### Written task
State the number of lines in these records that include the word "Wireless", and add nothing to it.

========================

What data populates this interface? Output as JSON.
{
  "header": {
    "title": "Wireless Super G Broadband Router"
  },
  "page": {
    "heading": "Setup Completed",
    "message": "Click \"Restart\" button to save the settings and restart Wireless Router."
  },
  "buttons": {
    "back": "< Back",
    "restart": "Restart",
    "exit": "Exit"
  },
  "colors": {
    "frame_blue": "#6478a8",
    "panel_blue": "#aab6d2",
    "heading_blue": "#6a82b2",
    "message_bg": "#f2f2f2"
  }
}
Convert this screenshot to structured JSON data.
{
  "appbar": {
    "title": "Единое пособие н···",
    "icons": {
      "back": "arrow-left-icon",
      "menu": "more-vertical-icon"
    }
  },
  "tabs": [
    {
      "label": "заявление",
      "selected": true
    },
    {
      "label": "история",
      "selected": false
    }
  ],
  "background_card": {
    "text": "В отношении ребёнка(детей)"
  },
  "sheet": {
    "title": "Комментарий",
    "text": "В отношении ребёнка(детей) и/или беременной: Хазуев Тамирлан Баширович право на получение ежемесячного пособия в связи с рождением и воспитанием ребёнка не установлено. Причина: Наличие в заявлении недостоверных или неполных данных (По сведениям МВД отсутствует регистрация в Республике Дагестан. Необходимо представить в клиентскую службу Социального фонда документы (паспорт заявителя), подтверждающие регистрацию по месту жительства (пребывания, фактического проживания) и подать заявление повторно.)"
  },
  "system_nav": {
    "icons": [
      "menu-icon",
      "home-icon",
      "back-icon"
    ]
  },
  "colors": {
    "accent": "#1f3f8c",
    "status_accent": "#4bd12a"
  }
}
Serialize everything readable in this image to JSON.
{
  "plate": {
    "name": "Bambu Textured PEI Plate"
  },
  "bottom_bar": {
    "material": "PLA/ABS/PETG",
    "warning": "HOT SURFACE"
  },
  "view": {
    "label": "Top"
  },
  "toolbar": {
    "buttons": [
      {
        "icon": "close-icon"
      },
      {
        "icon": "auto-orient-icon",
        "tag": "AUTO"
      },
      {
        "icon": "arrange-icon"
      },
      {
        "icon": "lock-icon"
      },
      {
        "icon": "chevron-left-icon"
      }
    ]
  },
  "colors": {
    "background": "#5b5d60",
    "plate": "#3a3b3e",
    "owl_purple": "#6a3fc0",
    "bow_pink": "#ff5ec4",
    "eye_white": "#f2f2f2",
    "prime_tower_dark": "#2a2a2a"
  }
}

========================

### Final result
2